Copy the following lines verbatim, beginning at the line that contains "pro-badge: PRO (50, 506, 72, 517)" and stopping after the line that contains "stoch-d-tag: 49.29 (1136, 399, 1173, 414)".

• [Listed entries]:
* * * *
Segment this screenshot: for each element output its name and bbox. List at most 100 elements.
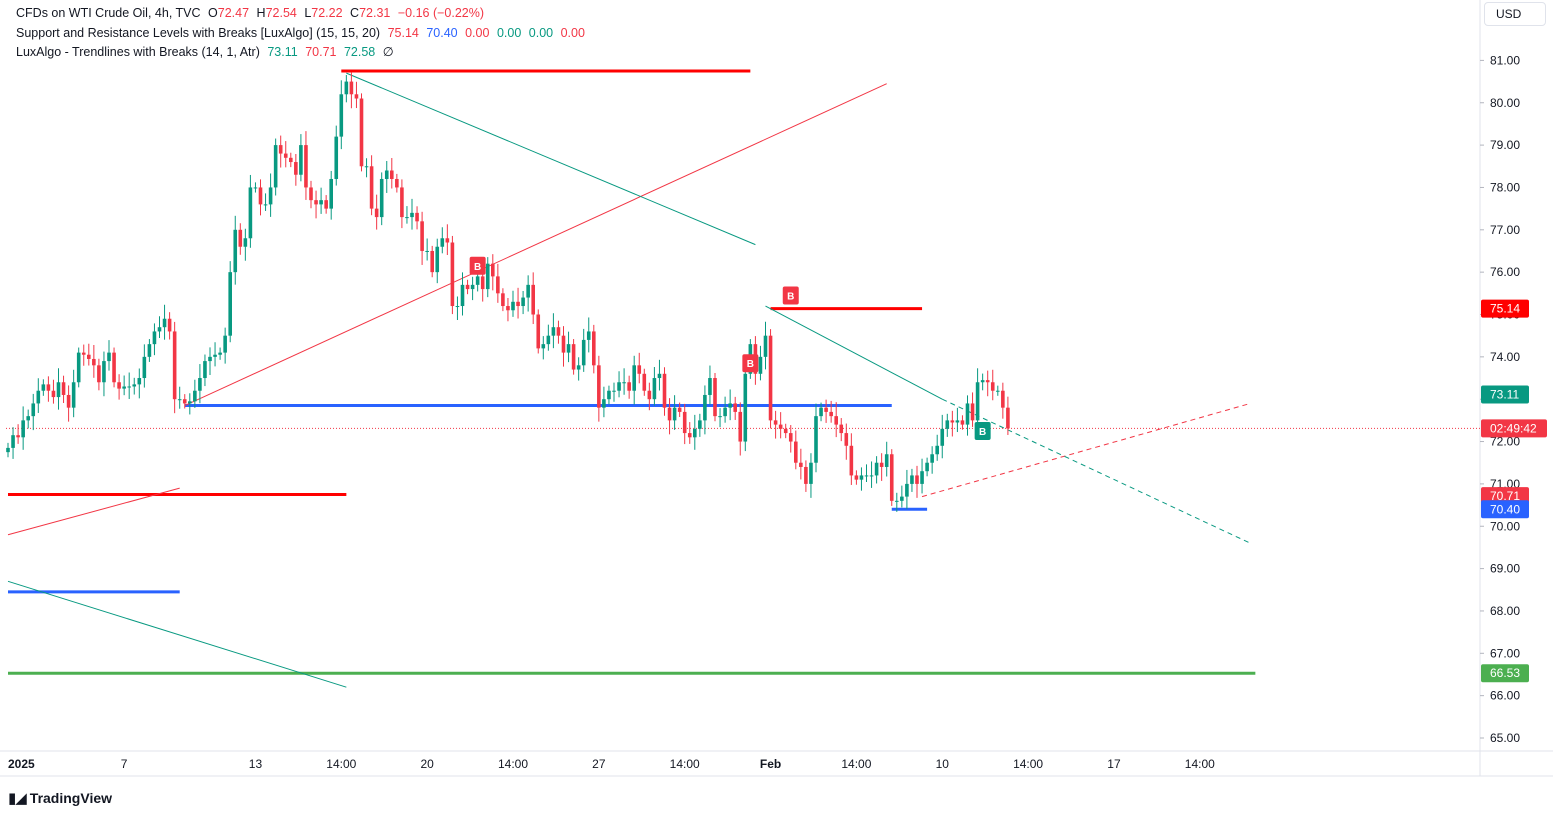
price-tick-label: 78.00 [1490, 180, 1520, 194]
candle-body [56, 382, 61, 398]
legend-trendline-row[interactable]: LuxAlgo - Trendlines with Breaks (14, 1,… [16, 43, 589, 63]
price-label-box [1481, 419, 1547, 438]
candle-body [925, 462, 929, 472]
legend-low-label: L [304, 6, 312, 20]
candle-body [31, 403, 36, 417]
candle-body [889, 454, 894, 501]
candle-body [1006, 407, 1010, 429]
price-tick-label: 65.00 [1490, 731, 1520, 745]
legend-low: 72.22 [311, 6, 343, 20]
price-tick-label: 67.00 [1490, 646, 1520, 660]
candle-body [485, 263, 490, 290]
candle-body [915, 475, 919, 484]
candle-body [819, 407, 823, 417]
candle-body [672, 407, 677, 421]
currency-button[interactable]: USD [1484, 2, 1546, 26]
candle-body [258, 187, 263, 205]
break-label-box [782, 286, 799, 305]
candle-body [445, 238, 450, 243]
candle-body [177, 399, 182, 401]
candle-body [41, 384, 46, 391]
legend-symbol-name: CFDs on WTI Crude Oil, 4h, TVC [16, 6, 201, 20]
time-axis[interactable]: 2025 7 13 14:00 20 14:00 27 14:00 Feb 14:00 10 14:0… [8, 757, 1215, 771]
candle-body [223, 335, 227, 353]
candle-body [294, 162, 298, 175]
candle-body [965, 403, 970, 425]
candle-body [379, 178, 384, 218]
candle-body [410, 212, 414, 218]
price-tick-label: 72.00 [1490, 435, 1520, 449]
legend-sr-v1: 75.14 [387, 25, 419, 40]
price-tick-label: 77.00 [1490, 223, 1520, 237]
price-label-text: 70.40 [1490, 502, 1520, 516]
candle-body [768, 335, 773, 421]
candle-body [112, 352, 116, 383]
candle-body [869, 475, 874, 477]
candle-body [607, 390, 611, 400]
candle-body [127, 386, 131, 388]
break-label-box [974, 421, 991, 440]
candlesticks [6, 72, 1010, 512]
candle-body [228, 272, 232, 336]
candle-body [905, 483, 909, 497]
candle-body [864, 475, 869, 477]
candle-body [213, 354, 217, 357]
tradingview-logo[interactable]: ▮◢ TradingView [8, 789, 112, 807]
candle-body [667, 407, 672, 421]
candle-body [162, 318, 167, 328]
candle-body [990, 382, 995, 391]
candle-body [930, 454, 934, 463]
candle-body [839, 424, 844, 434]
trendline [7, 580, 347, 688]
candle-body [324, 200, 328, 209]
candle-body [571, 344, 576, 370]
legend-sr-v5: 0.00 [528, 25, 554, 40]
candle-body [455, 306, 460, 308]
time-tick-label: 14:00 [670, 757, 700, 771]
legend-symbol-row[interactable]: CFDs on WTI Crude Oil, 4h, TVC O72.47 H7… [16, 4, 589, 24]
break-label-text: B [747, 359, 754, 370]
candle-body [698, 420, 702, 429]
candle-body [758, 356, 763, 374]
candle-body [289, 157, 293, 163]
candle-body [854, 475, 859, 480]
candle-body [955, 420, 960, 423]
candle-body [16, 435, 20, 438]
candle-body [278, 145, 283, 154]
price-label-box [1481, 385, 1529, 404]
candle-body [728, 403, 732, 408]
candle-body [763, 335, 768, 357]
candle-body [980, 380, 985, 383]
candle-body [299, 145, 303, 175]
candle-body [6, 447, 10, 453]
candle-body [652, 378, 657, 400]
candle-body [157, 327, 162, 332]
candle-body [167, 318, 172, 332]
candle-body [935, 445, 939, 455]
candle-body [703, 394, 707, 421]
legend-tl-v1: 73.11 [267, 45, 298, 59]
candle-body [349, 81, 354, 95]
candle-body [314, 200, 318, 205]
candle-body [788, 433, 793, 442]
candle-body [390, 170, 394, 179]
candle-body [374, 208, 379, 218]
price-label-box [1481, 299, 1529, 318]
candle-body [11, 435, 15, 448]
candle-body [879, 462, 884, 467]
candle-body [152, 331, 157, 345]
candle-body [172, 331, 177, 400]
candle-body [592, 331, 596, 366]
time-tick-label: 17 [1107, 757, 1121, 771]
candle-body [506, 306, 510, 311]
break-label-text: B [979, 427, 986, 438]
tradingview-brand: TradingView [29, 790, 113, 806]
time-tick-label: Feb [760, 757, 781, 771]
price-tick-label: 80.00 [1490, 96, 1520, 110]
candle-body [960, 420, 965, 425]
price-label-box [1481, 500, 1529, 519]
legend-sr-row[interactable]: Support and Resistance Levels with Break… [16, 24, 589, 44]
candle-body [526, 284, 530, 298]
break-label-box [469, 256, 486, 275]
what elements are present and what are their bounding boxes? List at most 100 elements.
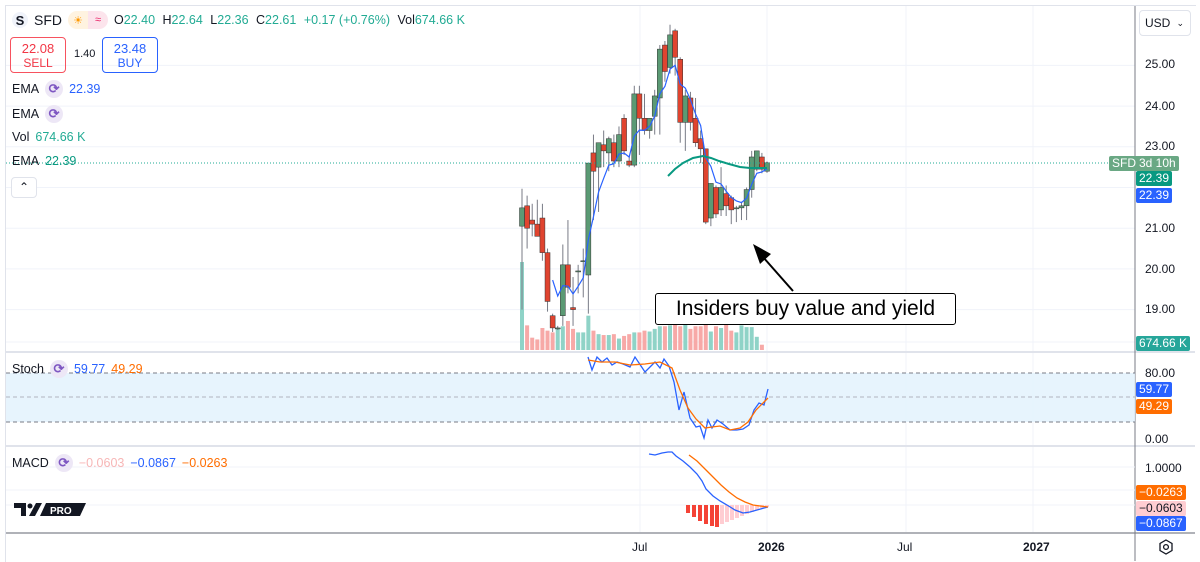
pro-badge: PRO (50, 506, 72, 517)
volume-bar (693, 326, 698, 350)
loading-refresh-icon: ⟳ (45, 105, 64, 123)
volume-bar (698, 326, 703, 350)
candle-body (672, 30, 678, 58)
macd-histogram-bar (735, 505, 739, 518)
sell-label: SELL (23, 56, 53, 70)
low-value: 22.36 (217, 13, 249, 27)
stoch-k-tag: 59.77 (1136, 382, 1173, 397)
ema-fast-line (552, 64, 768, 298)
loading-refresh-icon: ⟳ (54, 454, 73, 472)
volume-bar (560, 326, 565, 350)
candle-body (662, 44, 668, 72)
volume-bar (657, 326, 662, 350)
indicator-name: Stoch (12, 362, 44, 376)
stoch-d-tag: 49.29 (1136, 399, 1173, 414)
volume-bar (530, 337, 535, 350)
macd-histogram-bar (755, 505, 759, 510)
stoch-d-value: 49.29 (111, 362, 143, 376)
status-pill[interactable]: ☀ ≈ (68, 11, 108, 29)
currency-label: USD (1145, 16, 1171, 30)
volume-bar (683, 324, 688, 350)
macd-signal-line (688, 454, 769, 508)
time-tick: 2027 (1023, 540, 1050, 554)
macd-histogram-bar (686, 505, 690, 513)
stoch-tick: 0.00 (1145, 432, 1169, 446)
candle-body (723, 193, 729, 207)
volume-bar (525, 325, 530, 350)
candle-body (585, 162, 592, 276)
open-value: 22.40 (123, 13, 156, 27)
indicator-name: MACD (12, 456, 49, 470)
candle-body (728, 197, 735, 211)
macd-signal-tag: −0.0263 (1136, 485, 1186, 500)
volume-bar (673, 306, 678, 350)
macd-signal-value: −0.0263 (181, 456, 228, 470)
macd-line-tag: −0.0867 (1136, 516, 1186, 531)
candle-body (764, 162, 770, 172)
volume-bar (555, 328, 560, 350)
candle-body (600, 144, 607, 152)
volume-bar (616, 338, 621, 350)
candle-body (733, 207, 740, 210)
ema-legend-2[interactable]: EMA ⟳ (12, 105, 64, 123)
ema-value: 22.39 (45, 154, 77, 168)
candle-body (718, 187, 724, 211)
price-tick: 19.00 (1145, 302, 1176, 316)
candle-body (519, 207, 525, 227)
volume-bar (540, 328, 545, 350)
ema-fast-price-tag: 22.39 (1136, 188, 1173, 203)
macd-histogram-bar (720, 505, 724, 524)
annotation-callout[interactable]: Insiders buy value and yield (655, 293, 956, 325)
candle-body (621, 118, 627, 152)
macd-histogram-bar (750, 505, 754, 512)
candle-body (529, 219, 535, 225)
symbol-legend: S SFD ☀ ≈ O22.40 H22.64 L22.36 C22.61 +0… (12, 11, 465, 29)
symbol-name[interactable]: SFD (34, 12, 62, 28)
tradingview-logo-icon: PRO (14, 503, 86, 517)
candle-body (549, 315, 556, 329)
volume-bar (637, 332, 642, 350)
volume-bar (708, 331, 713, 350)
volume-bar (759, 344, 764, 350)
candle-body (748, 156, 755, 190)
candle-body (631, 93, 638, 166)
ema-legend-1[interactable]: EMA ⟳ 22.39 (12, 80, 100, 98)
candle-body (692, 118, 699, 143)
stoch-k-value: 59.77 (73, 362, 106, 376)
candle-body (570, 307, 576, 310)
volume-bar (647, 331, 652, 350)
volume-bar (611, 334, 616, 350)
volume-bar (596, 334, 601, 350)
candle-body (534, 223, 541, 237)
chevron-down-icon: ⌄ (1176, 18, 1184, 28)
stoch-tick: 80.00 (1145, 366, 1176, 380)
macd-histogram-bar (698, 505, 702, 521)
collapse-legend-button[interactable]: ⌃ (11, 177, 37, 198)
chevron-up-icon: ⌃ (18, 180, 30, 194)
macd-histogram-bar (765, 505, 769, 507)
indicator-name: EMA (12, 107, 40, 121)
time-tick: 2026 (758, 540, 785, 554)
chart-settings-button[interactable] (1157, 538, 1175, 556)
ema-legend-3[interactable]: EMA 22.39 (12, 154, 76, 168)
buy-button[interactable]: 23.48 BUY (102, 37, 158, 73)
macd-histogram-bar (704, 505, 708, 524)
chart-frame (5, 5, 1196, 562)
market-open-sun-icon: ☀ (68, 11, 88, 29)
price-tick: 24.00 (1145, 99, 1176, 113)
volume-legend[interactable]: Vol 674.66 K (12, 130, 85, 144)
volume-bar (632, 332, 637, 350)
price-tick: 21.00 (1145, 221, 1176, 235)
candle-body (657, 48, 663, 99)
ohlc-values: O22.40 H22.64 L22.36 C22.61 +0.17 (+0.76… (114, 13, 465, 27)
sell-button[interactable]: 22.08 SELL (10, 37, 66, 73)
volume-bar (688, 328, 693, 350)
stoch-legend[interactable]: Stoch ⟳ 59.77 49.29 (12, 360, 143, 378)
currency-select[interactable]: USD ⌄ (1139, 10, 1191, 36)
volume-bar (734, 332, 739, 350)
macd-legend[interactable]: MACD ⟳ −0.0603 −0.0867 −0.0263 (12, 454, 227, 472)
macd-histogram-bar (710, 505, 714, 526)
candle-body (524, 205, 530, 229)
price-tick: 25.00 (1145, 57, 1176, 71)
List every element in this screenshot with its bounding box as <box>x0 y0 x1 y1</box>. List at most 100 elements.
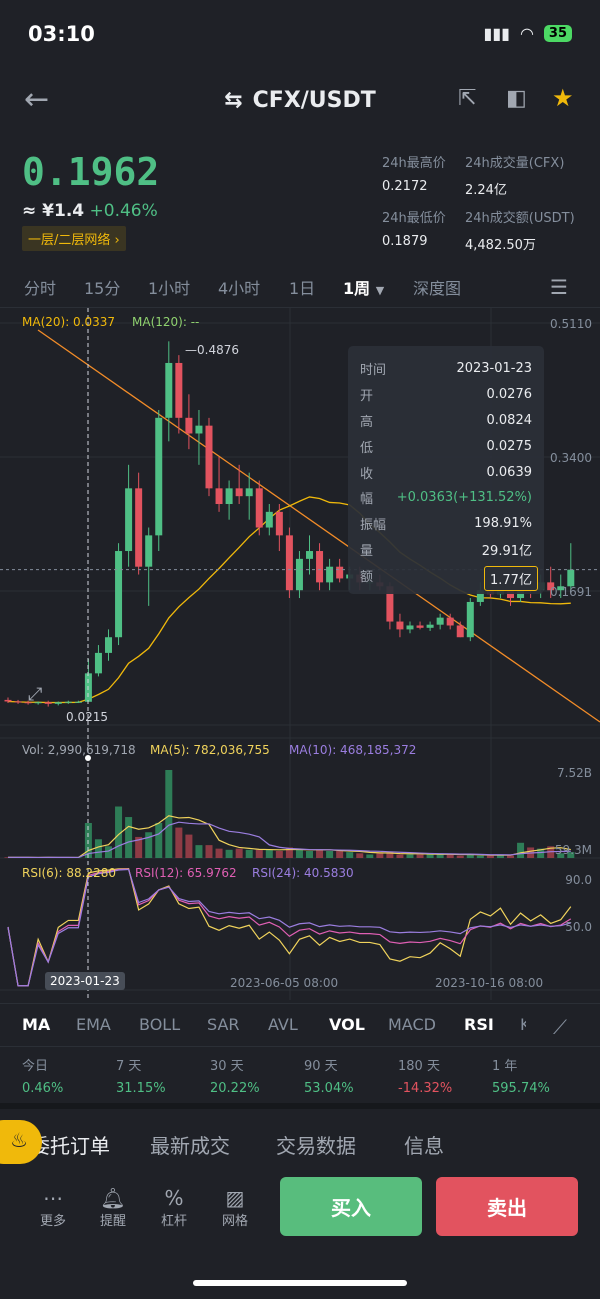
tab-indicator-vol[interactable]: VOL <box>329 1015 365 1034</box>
* * * *
• [Task response]:
pro-badge: PRO (50, 506, 72, 517)
volume-bar (693, 326, 698, 350)
loading-refresh-icon: ⟳ (45, 105, 64, 123)
volume-bar (698, 326, 703, 350)
candle-body (672, 30, 678, 58)
macd-histogram-bar (735, 505, 739, 518)
sell-label: SELL (23, 56, 53, 70)
low-value: 22.36 (217, 13, 249, 27)
stoch-k-tag: 59.77 (1136, 382, 1173, 397)
ema-fast-line (552, 64, 768, 298)
loading-refresh-icon: ⟳ (54, 454, 73, 472)
volume-bar (560, 326, 565, 350)
candle-body (662, 44, 668, 72)
volume-bar (657, 326, 662, 350)
indicator-name: Stoch (12, 362, 44, 376)
stoch-d-tag: 49.29 (1136, 399, 1173, 414)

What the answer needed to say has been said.